▸ **Data section**:
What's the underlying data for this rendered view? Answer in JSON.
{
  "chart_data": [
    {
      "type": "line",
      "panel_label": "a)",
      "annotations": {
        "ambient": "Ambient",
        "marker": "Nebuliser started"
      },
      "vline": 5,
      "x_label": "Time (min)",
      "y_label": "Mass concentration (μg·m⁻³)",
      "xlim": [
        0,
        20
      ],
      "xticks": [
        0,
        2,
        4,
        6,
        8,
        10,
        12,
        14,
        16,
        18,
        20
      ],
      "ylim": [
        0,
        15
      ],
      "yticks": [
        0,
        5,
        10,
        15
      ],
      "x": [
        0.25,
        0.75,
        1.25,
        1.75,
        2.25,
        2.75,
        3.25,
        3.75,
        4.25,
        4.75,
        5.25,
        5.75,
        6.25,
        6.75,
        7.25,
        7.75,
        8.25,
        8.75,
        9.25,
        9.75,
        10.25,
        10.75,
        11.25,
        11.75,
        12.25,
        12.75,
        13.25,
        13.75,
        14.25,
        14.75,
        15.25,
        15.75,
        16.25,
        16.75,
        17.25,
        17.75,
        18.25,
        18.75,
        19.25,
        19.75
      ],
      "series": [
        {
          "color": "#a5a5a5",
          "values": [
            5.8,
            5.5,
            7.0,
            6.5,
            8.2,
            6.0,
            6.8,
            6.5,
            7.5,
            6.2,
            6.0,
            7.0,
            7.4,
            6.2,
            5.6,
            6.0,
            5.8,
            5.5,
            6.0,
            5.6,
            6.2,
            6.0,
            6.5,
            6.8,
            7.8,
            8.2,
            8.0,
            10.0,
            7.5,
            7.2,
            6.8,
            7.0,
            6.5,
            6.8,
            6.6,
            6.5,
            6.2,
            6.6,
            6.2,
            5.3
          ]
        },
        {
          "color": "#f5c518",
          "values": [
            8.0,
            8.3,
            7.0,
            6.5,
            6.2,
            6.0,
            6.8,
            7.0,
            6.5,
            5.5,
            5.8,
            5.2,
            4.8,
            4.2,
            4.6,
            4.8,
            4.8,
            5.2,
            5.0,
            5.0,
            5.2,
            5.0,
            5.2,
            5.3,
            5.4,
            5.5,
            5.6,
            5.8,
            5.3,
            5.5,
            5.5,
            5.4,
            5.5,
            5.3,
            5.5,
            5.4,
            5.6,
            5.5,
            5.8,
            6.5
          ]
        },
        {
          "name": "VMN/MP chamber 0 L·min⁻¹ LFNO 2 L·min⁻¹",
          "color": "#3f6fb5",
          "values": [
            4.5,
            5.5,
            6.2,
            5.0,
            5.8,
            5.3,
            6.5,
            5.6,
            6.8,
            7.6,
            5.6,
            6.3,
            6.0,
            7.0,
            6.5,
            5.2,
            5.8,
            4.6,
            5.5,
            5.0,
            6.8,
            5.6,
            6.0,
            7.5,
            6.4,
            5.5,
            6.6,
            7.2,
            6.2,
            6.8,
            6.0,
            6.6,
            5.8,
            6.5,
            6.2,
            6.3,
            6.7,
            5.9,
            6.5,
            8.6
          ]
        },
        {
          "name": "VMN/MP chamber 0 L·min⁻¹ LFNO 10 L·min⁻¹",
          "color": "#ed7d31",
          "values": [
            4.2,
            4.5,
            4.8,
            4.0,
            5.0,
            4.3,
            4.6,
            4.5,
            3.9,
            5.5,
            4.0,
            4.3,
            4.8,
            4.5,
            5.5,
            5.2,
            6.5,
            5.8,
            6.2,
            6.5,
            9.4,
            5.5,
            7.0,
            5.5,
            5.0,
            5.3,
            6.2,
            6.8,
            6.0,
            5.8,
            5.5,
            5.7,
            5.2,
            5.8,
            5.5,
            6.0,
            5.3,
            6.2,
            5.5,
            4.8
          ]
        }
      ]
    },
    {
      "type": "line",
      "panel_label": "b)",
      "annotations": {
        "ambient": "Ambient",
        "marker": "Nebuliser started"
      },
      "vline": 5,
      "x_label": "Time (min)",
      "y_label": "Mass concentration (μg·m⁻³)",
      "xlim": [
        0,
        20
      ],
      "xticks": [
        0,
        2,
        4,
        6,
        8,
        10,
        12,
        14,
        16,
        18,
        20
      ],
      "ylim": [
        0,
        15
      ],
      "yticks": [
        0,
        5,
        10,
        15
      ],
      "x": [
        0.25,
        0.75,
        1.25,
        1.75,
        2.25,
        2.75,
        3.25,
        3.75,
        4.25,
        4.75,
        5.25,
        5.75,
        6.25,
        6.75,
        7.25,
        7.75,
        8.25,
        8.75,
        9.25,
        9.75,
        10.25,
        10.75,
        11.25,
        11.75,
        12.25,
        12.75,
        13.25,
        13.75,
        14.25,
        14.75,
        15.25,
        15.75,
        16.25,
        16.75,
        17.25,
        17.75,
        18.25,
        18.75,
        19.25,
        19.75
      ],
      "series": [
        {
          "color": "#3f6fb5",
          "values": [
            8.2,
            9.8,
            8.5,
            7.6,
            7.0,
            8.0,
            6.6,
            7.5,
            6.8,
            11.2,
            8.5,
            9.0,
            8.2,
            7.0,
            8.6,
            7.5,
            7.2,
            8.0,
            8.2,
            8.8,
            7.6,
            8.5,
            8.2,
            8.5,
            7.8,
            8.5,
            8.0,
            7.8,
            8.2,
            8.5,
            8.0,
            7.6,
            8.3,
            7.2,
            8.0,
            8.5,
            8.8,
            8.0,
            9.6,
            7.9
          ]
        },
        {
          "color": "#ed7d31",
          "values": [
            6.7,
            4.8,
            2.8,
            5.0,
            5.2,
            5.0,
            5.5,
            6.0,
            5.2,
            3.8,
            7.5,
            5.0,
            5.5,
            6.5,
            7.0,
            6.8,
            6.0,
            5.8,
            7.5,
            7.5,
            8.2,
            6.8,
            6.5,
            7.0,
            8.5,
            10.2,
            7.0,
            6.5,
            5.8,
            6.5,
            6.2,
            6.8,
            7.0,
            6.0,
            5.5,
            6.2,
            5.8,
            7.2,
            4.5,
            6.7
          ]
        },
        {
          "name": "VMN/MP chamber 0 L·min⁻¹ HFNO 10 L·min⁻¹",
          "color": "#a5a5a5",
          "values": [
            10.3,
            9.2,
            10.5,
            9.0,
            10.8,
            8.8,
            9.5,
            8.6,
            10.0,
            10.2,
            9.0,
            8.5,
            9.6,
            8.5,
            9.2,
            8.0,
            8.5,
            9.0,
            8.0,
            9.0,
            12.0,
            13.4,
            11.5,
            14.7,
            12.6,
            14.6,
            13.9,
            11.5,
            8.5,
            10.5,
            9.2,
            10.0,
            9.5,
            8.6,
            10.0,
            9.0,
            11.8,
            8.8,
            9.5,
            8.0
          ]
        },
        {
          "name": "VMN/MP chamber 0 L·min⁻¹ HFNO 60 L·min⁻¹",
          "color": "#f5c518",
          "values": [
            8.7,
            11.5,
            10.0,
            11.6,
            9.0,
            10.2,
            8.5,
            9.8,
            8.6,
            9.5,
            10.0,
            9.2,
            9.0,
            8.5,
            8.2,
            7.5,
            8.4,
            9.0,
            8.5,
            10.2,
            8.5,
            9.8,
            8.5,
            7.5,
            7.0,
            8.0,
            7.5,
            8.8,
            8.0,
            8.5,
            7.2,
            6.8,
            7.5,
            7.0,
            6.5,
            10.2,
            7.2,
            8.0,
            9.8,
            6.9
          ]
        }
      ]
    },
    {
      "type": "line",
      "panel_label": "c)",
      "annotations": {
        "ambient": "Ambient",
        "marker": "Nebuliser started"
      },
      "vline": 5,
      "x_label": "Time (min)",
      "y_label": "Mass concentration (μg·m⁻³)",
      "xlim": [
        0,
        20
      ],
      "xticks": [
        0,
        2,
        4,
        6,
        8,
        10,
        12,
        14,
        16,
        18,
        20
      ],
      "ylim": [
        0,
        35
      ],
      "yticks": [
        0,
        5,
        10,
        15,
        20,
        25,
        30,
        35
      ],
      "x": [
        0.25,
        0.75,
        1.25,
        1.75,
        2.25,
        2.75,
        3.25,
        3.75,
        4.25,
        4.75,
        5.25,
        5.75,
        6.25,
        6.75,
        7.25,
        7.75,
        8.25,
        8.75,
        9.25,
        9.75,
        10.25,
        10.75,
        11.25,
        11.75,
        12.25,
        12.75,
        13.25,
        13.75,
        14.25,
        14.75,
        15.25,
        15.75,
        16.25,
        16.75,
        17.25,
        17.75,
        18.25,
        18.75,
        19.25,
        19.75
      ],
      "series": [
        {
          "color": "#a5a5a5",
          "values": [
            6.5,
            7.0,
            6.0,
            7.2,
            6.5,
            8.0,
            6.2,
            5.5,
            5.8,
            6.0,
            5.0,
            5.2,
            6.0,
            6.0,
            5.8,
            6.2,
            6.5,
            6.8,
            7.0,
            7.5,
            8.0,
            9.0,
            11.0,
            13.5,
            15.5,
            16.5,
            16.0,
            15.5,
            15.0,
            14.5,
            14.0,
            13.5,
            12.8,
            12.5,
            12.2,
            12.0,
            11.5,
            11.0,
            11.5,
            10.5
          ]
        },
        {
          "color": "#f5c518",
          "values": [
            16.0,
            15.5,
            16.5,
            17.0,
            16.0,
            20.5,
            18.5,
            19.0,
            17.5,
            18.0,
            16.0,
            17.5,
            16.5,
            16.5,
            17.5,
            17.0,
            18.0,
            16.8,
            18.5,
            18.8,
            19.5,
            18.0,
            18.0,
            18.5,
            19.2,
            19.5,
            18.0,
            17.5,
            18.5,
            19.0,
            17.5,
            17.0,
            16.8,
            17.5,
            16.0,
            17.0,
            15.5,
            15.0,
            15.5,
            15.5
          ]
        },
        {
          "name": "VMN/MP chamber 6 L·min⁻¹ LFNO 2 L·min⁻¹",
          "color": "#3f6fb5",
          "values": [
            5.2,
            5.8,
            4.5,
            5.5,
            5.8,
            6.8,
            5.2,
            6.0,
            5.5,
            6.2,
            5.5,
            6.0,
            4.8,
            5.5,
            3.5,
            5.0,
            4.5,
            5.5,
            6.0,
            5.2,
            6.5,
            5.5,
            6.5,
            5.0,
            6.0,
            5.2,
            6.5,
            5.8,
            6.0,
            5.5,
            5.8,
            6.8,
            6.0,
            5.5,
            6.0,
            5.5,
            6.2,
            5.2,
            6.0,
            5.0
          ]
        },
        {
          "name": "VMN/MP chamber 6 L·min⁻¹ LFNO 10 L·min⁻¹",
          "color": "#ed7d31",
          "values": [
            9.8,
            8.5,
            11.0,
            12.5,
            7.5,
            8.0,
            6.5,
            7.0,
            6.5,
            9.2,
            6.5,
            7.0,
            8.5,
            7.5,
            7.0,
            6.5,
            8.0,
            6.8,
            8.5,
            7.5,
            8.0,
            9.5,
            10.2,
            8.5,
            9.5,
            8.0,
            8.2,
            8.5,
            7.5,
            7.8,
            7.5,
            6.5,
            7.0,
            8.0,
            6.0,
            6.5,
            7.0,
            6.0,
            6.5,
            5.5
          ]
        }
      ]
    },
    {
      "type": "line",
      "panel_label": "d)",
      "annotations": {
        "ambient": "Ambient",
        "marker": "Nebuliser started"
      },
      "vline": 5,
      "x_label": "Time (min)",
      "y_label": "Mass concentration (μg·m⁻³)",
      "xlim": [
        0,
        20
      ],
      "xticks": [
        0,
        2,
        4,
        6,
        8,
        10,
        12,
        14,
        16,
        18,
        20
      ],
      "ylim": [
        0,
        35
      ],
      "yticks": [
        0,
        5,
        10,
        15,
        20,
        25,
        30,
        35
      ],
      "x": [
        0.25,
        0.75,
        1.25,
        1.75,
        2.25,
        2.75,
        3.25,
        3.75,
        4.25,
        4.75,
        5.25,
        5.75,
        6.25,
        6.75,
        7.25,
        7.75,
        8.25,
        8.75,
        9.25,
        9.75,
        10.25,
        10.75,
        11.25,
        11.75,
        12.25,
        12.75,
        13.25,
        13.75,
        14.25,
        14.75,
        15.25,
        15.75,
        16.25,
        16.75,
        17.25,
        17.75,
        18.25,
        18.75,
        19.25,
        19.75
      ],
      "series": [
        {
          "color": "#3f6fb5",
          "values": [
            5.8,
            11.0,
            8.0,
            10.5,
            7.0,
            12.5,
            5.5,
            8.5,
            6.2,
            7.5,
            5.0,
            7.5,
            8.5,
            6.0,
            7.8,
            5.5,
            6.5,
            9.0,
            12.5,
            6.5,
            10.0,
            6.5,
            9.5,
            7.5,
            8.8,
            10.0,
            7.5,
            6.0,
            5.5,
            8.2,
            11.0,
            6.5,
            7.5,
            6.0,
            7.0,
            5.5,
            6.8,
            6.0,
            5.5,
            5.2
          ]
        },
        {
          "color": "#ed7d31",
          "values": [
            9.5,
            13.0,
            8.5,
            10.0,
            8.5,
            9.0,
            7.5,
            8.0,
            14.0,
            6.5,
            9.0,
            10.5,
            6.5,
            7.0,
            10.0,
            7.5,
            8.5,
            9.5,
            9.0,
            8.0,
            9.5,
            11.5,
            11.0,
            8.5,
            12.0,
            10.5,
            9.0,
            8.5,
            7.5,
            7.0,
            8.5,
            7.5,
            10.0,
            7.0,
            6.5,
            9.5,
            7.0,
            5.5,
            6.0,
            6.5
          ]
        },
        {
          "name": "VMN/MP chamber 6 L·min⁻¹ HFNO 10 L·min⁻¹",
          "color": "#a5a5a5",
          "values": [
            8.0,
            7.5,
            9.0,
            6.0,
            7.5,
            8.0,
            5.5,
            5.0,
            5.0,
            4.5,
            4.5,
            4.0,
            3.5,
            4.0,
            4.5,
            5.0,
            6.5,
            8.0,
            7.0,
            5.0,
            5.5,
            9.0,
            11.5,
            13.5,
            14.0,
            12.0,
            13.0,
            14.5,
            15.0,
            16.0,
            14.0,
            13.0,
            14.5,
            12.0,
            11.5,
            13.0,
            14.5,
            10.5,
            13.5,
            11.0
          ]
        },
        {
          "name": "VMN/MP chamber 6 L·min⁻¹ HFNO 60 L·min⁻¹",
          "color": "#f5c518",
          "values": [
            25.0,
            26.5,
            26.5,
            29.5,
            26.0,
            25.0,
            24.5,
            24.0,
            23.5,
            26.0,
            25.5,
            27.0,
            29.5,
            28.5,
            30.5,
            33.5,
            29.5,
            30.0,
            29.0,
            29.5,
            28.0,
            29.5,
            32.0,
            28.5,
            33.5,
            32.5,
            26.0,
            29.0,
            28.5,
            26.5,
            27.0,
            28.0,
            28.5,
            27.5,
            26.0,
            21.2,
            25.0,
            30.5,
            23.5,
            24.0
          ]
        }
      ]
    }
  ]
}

▸ **Aim of the task**:
List the lines of the material in which the word "LFNO" occurs.

▸ **Exercise answer**:
          "name": "VMN/MP chamber 0 L·min⁻¹ LFNO 2 L·min⁻¹",
          "name": "VMN/MP chamber 0 L·min⁻¹ LFNO 10 L·min⁻¹",
          "name": "VMN/MP chamber 6 L·min⁻¹ LFNO 2 L·min⁻¹",
          "name": "VMN/MP chamber 6 L·min⁻¹ LFNO 10 L·min⁻¹",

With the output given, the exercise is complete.